WRITTEN PROBLEM:
Determine which lines contain the word "warning", then copy those lines.

* Begin DATA RECORDS *

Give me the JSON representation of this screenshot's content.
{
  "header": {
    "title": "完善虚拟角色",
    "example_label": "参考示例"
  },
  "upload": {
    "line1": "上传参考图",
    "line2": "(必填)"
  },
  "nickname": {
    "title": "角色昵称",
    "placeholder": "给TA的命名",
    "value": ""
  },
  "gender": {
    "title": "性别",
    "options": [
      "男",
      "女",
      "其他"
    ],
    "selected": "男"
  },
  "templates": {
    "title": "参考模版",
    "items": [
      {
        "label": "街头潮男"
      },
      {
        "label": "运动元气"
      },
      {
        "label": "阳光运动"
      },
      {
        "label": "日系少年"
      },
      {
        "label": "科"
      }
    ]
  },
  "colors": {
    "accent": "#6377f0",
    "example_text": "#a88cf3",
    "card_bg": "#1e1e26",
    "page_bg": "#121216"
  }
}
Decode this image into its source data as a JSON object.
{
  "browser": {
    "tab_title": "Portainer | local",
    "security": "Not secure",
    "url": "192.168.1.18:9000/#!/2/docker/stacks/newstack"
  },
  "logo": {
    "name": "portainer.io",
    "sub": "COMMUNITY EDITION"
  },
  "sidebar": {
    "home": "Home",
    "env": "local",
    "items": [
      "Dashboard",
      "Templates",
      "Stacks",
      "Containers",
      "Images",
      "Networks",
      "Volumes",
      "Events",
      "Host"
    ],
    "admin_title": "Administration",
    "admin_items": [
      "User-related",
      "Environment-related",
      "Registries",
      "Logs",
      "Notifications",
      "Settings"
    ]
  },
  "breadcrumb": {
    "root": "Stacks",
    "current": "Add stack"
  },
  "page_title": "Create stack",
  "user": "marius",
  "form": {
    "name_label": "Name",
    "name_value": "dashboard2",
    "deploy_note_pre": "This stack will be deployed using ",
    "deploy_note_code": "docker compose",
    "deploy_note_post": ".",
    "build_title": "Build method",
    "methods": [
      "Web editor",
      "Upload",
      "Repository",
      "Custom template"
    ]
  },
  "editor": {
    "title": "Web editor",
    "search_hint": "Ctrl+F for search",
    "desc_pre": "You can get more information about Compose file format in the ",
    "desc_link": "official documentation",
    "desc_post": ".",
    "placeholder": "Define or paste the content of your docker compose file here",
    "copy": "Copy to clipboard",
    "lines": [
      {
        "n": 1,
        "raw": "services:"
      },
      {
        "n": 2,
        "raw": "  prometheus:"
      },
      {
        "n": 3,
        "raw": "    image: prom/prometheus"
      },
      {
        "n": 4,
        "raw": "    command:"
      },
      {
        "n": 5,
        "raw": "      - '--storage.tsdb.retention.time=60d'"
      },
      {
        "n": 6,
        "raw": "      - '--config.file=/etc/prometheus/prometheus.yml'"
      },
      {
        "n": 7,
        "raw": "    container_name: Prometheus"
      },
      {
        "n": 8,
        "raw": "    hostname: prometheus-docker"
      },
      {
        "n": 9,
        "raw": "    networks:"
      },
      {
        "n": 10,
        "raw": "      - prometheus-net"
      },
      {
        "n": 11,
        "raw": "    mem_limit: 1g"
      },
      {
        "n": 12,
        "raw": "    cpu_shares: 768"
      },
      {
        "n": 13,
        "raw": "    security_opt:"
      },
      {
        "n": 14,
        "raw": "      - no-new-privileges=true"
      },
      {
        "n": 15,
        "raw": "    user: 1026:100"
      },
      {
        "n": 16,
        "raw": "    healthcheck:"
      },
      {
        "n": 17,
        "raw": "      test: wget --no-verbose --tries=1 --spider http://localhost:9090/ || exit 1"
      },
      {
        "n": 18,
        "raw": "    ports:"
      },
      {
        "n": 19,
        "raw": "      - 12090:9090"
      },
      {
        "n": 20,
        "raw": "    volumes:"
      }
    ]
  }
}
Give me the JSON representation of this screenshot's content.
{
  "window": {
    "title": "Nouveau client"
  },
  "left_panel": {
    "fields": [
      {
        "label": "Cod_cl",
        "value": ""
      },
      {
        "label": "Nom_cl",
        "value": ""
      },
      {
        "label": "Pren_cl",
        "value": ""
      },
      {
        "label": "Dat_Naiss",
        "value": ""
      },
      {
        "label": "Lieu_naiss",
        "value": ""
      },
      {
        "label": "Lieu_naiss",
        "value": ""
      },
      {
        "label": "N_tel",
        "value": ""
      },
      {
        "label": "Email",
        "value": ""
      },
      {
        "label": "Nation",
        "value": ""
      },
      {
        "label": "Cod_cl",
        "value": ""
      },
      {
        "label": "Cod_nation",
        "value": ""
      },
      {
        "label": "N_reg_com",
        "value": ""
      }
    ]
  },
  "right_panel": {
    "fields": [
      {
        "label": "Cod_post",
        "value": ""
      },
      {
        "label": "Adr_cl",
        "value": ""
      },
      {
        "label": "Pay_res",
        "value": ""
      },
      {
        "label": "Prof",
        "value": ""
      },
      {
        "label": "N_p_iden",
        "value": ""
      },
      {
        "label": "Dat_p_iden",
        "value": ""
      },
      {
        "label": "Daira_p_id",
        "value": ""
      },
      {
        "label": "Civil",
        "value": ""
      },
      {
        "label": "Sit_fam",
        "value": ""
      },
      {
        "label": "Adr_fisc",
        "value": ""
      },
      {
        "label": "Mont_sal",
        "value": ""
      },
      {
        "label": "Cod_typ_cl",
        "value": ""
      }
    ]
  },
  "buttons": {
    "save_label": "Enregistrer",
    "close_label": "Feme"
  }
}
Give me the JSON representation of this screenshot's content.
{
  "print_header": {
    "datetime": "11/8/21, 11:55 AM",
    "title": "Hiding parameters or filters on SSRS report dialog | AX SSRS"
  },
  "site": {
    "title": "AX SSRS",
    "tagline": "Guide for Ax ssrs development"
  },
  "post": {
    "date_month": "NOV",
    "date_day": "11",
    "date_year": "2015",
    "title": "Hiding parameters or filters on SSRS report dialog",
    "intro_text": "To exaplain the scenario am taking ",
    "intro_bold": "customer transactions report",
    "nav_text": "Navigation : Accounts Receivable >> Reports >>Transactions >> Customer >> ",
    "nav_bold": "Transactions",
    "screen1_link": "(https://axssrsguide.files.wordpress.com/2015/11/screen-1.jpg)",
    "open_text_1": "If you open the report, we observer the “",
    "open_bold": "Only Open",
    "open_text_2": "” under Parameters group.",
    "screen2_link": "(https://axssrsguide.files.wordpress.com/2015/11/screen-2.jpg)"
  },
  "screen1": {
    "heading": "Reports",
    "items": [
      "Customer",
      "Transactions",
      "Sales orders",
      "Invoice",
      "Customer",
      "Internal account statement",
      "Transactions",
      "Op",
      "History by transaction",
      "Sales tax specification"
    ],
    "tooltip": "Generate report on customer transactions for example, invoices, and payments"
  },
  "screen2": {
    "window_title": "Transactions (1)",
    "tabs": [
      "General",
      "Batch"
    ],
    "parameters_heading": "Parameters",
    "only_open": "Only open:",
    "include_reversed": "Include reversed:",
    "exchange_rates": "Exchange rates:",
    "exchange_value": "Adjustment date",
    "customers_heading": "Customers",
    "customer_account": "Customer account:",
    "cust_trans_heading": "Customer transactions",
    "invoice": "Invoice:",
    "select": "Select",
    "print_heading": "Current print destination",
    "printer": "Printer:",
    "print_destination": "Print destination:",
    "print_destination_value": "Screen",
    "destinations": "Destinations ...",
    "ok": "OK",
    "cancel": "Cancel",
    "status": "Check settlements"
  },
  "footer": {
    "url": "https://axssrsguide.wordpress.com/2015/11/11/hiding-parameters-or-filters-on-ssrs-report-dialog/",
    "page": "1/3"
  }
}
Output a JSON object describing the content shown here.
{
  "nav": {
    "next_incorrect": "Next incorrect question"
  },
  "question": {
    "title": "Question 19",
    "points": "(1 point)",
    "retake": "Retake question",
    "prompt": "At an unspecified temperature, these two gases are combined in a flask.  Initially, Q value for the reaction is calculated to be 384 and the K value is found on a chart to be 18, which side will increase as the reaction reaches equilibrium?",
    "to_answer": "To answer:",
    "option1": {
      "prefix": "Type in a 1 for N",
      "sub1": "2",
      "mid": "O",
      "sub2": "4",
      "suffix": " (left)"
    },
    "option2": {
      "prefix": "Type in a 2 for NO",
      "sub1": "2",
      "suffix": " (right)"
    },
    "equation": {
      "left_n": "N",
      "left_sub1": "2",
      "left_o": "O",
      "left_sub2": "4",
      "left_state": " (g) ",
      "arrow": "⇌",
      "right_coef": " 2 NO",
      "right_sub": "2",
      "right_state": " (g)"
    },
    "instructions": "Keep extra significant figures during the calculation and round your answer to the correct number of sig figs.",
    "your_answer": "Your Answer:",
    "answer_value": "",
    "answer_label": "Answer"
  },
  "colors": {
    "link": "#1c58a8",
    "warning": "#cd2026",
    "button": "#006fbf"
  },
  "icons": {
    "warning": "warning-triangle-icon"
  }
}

* End DATA RECORDS *

RESPONSE:
    "warning": "#cd2026",
    "warning": "warning-triangle-icon"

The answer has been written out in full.